::: DATA LINES

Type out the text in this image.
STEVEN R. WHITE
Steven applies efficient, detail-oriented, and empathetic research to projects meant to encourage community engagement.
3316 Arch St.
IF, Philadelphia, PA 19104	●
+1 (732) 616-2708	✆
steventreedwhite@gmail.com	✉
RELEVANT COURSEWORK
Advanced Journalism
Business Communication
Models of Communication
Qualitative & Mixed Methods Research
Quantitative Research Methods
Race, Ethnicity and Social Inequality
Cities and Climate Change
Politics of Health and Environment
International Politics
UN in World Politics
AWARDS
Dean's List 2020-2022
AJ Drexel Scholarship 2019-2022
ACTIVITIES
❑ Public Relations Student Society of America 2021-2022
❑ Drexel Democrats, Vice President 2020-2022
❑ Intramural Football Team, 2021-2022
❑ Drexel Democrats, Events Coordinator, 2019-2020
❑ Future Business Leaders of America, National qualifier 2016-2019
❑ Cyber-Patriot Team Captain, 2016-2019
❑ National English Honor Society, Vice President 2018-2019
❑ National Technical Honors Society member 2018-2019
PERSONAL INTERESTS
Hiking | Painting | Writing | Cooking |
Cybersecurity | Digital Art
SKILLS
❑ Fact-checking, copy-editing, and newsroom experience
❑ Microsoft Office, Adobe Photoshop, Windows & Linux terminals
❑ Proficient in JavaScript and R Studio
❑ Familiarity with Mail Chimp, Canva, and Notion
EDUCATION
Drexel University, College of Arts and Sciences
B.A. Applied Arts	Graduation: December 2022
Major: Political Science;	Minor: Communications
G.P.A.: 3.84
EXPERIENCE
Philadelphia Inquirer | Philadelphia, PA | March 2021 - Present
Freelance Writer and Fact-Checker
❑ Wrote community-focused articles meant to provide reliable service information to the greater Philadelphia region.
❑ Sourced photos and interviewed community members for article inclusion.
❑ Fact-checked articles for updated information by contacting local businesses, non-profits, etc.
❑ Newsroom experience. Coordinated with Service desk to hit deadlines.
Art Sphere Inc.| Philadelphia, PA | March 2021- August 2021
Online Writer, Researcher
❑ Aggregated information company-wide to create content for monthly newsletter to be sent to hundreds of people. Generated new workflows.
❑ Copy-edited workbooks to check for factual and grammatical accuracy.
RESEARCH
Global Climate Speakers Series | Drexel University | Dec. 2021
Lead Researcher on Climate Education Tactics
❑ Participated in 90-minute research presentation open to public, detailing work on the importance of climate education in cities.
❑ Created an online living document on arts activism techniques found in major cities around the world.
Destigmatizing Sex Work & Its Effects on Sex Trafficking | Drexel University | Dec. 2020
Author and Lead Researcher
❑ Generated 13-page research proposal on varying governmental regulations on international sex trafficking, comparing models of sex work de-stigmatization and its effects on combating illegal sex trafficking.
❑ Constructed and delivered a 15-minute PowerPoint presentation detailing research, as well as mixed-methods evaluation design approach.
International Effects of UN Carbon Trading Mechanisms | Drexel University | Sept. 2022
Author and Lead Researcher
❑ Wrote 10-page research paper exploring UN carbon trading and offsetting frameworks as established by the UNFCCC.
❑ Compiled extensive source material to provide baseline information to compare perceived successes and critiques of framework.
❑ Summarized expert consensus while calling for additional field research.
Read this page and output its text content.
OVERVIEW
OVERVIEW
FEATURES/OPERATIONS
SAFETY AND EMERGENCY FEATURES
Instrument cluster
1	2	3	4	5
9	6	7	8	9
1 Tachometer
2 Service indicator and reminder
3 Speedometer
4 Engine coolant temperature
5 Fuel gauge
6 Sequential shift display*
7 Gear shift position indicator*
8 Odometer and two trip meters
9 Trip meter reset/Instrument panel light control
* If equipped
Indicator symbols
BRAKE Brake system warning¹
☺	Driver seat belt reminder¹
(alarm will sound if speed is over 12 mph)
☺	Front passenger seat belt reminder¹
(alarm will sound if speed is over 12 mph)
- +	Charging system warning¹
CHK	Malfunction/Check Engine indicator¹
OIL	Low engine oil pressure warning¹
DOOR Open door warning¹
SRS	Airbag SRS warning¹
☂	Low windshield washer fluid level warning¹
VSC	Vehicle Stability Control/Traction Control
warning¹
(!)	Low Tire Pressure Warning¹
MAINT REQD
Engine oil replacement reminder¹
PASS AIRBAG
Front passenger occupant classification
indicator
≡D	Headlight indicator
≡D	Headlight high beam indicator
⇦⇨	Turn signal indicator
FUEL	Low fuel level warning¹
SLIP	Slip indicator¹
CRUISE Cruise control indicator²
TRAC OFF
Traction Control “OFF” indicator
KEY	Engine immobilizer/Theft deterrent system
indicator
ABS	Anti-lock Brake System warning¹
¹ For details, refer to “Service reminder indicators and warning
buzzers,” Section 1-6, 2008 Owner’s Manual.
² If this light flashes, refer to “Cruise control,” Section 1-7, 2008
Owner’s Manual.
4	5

::::::

§ **AIM**: Report all lines of the data that include the word "content".

§ **ANSWER TO THIS PROBLEM**:
❑ Aggregated information company-wide to create content for monthly newsletter to be sent to hundreds of people. Generated new workflows.
Read this page and output its text content.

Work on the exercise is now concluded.